• Problem to solve: Your task is to copy the listing exactly, with the pictures left out.
>> begin Extracted entries
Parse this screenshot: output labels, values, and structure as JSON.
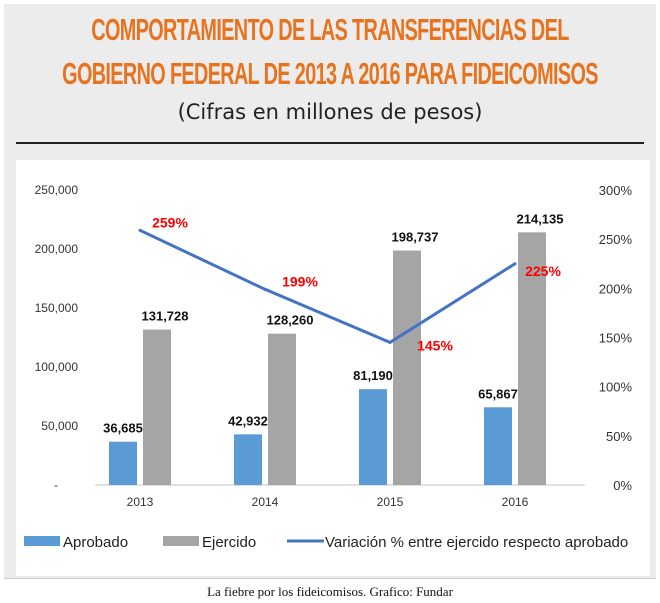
{
  "title_lines": [
    "COMPORTAMIENTO DE LAS TRANSFERENCIAS DEL",
    "GOBIERNO FEDERAL DE 2013 A 2016 PARA FIDEICOMISOS"
  ],
  "subtitle": "(Cifras en millones de pesos)",
  "caption": "La fiebre por los fideicomisos. Grafico: Fundar",
  "chart_data": {
    "type": "bar+line",
    "categories": [
      "2013",
      "2014",
      "2015",
      "2016"
    ],
    "series": [
      {
        "name": "Aprobado",
        "type": "bar",
        "axis": "left",
        "color": "#5b9bd5",
        "values": [
          36685,
          42932,
          81190,
          65867
        ],
        "labels": [
          "36,685",
          "42,932",
          "81,190",
          "65,867"
        ]
      },
      {
        "name": "Ejercido",
        "type": "bar",
        "axis": "left",
        "color": "#a5a5a5",
        "values": [
          131728,
          128260,
          198737,
          214135
        ],
        "labels": [
          "131,728",
          "128,260",
          "198,737",
          "214,135"
        ]
      },
      {
        "name": "Variación % entre ejercido respecto aprobado",
        "type": "line",
        "axis": "right",
        "color": "#4472c4",
        "label_color": "#ff0000",
        "values": [
          259,
          199,
          145,
          225
        ],
        "labels": [
          "259%",
          "199%",
          "145%",
          "225%"
        ]
      }
    ],
    "left_axis": {
      "range": [
        0,
        250000
      ],
      "ticks": [
        "-",
        "50,000",
        "100,000",
        "150,000",
        "200,000",
        "250,000"
      ]
    },
    "right_axis": {
      "range": [
        0,
        300
      ],
      "ticks": [
        "0%",
        "50%",
        "100%",
        "150%",
        "200%",
        "250%",
        "300%"
      ]
    },
    "grid": false,
    "legend_placement": "bottom"
  }
}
>> end Extracted entries
• Full output:
Parse this screenshot: output labels, values, and structure as JSON.
{
  "title_lines": [
    "COMPORTAMIENTO DE LAS TRANSFERENCIAS DEL",
    "GOBIERNO FEDERAL DE 2013 A 2016 PARA FIDEICOMISOS"
  ],
  "subtitle": "(Cifras en millones de pesos)",
  "caption": "La fiebre por los fideicomisos. Grafico: Fundar",
  "chart_data": {
    "type": "bar+line",
    "categories": [
      "2013",
      "2014",
      "2015",
      "2016"
    ],
    "series": [
      {
        "name": "Aprobado",
        "type": "bar",
        "axis": "left",
        "color": "#5b9bd5",
        "values": [
          36685,
          42932,
          81190,
          65867
        ],
        "labels": [
          "36,685",
          "42,932",
          "81,190",
          "65,867"
        ]
      },
      {
        "name": "Ejercido",
        "type": "bar",
        "axis": "left",
        "color": "#a5a5a5",
        "values": [
          131728,
          128260,
          198737,
          214135
        ],
        "labels": [
          "131,728",
          "128,260",
          "198,737",
          "214,135"
        ]
      },
      {
        "name": "Variación % entre ejercido respecto aprobado",
        "type": "line",
        "axis": "right",
        "color": "#4472c4",
        "label_color": "#ff0000",
        "values": [
          259,
          199,
          145,
          225
        ],
        "labels": [
          "259%",
          "199%",
          "145%",
          "225%"
        ]
      }
    ],
    "left_axis": {
      "range": [
        0,
        250000
      ],
      "ticks": [
        "-",
        "50,000",
        "100,000",
        "150,000",
        "200,000",
        "250,000"
      ]
    },
    "right_axis": {
      "range": [
        0,
        300
      ],
      "ticks": [
        "0%",
        "50%",
        "100%",
        "150%",
        "200%",
        "250%",
        "300%"
      ]
    },
    "grid": false,
    "legend_placement": "bottom"
  }
}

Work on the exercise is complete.